§ **Record set**:

•••

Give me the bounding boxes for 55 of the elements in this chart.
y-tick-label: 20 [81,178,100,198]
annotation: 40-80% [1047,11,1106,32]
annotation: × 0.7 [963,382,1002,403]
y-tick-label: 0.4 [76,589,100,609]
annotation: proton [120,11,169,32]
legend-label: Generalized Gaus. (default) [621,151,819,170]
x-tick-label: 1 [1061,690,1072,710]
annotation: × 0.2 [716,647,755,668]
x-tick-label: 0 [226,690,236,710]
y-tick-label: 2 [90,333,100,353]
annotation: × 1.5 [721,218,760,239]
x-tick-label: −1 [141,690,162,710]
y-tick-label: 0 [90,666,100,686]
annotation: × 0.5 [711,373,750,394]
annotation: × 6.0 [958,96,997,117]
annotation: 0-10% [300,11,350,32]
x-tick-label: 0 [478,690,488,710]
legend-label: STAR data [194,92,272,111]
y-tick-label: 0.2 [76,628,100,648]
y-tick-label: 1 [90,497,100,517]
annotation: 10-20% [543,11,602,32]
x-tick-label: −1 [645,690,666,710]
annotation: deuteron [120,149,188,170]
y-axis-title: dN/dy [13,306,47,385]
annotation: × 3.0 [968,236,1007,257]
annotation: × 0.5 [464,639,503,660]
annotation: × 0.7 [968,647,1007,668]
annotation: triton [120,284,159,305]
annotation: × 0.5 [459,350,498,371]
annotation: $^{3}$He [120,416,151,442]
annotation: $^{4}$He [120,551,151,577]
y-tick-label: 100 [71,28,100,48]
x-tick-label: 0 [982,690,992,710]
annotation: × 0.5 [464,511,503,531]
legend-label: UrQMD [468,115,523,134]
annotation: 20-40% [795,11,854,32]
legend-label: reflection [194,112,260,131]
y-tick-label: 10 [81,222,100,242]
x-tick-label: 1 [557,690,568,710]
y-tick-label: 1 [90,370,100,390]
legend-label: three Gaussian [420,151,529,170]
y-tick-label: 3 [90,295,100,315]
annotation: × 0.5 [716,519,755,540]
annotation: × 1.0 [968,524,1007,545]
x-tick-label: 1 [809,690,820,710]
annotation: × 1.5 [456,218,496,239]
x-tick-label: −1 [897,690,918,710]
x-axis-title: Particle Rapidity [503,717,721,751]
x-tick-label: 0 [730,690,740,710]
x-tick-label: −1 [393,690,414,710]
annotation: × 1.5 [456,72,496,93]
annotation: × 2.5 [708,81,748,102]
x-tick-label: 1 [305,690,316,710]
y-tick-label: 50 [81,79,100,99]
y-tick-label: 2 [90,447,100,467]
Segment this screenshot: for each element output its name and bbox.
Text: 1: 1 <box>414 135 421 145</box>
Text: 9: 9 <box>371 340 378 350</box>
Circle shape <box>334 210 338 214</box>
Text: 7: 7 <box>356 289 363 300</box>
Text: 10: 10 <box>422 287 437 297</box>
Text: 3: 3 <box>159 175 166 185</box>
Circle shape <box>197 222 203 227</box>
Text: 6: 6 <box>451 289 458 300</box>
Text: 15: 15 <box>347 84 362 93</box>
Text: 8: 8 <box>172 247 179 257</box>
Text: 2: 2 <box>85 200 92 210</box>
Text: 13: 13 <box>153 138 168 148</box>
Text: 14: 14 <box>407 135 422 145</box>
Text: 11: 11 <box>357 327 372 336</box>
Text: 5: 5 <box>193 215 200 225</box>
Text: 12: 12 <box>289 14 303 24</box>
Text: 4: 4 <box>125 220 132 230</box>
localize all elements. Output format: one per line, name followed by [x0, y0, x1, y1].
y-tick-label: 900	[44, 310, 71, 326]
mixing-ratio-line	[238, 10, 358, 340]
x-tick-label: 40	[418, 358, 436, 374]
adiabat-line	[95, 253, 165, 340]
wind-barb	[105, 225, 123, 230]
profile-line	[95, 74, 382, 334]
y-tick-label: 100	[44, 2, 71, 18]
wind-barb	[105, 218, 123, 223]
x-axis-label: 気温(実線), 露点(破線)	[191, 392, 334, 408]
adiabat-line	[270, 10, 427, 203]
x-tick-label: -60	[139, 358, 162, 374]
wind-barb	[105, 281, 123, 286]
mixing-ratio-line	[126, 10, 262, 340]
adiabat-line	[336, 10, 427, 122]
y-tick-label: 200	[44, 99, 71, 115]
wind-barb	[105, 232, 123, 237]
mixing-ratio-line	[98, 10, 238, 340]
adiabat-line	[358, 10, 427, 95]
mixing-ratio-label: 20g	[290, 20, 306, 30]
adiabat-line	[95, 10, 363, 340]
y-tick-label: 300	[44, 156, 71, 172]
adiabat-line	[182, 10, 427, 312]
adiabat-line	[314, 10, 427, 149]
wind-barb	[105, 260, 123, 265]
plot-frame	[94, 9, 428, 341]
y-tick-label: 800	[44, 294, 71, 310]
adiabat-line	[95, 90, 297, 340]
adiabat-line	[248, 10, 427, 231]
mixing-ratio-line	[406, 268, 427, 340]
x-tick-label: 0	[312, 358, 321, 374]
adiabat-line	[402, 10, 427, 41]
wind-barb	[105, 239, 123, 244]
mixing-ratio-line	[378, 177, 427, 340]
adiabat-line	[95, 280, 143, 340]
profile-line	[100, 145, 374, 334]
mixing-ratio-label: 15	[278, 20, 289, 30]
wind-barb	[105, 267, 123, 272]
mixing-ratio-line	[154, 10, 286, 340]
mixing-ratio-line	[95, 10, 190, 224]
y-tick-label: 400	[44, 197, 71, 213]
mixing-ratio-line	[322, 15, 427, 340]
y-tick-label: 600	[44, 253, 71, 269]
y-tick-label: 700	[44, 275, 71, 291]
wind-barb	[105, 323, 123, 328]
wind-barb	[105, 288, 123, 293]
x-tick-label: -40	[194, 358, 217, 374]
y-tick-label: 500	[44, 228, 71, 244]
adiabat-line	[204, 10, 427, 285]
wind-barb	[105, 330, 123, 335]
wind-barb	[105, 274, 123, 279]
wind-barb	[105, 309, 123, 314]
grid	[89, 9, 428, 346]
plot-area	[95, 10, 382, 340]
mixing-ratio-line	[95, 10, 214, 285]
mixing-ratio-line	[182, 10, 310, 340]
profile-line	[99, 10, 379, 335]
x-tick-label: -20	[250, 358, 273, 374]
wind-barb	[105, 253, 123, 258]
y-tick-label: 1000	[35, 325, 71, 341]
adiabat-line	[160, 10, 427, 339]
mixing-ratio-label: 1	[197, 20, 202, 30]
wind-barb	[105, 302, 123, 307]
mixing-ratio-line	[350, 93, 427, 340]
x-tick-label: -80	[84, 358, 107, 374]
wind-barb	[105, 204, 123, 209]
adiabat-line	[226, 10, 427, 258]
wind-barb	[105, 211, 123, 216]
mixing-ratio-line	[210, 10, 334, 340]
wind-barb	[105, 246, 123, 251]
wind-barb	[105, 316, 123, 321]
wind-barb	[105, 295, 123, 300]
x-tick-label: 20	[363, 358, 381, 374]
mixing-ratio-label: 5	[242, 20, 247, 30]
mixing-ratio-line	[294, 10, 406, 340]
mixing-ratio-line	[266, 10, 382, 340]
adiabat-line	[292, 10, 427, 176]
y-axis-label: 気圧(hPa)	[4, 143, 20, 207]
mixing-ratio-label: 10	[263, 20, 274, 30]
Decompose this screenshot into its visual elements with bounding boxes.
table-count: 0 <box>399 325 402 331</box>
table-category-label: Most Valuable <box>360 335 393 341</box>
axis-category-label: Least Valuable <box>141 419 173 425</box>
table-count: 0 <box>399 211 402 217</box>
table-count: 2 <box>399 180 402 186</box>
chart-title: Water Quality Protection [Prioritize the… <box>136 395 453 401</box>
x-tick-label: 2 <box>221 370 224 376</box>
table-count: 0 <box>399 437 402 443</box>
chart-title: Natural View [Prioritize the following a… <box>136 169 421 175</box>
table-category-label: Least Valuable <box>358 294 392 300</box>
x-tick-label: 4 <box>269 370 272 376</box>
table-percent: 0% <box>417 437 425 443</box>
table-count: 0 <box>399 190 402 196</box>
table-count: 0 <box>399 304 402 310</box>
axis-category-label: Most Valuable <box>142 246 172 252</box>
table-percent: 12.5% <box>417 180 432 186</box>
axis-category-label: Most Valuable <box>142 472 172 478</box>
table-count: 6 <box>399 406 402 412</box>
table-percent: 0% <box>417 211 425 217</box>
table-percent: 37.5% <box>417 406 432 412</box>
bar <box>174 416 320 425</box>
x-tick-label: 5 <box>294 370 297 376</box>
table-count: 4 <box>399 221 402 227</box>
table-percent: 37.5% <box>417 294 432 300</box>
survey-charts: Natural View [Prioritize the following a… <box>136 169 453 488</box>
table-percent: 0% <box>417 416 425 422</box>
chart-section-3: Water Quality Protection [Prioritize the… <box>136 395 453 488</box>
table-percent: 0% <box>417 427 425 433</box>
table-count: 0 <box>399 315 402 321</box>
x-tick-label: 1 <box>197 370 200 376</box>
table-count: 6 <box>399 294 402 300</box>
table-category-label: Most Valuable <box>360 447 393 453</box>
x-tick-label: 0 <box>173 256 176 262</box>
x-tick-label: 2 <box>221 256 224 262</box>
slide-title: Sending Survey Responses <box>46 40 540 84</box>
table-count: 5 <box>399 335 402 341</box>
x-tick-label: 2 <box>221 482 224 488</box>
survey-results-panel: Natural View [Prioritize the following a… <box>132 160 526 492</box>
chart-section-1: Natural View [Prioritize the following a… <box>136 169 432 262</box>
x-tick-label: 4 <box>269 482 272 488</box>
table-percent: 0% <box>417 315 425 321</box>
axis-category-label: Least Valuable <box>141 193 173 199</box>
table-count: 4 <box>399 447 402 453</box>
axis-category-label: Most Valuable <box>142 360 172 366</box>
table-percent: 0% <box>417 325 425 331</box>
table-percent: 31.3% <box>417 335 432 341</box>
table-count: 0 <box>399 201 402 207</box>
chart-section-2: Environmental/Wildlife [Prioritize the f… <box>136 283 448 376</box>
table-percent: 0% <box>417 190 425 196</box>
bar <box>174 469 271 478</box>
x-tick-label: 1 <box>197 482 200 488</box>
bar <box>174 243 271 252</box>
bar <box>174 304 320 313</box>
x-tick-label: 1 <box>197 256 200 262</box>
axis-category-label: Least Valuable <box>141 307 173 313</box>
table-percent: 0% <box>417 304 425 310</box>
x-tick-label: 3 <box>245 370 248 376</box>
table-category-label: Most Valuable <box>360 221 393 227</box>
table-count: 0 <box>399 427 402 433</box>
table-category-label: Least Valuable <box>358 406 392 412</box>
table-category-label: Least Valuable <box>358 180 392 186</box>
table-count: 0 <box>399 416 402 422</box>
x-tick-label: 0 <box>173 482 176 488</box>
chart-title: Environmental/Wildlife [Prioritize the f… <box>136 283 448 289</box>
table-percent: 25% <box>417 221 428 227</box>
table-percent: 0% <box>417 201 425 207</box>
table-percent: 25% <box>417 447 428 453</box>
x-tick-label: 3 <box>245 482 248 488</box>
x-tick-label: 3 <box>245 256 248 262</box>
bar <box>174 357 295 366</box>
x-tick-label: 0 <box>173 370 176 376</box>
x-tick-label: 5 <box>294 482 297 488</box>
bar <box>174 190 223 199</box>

•••

§ **What needs to be done**: Reproduce the material above word for word, from its first line through the line containing "x-tick-label: 0 [226,690,236,710]".

§ **Result for this exercise**:
Give me the bounding boxes for 55 of the elements in this chart.
y-tick-label: 20 [81,178,100,198]
annotation: 40-80% [1047,11,1106,32]
annotation: × 0.7 [963,382,1002,403]
y-tick-label: 0.4 [76,589,100,609]
annotation: proton [120,11,169,32]
legend-label: Generalized Gaus. (default) [621,151,819,170]
x-tick-label: 1 [1061,690,1072,710]
annotation: × 0.2 [716,647,755,668]
x-tick-label: 0 [226,690,236,710]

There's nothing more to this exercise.